** begin **

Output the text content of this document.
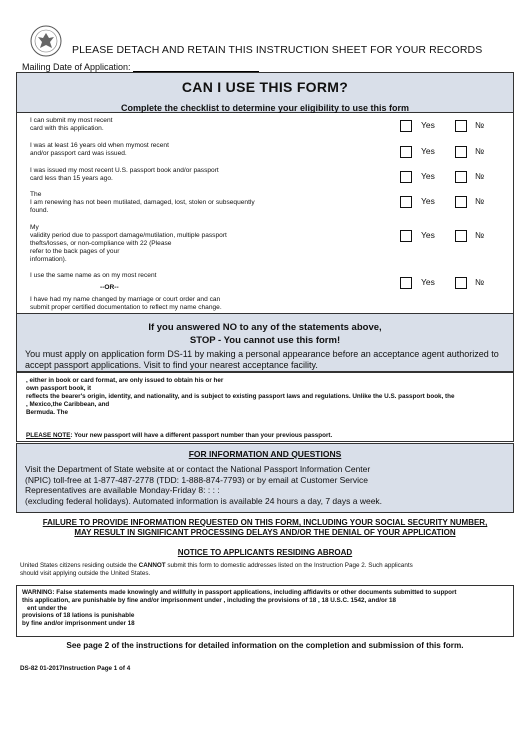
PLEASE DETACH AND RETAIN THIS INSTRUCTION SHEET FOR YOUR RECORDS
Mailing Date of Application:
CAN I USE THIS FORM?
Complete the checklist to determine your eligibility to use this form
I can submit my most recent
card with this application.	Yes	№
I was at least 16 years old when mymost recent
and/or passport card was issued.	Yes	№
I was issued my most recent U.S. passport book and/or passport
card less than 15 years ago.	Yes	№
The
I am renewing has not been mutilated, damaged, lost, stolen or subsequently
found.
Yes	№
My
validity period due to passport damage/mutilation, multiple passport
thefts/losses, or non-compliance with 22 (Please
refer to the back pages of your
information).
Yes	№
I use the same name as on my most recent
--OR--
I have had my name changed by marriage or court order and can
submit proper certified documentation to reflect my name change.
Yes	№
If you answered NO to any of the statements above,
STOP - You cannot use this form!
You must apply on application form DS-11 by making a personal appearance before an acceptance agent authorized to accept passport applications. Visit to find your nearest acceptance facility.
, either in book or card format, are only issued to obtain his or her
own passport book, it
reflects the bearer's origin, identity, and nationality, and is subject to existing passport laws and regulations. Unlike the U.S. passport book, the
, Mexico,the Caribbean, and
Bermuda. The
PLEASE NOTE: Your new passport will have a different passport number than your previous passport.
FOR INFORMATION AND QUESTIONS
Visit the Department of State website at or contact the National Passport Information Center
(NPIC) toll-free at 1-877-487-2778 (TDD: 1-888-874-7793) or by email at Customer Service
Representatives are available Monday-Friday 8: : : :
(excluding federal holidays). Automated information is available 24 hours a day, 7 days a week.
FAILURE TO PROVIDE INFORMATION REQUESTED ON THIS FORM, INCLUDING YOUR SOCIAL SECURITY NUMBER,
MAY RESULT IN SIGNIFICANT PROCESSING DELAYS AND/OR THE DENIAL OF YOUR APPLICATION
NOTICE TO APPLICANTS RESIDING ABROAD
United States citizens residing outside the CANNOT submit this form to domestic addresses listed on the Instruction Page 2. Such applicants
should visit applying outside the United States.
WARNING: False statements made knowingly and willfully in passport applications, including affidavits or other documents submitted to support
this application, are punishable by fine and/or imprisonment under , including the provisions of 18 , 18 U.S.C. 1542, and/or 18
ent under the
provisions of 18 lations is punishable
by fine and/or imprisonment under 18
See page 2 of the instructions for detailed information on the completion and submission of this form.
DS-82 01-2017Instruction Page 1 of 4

** end **

> _Task to complete_
List the lines of the records where "imprisonment" occurs.

> _Correct output_
this application, are punishable by fine and/or imprisonment under , including the provisions of 18 , 18 U.S.C. 1542, and/or 18
by fine and/or imprisonment under 18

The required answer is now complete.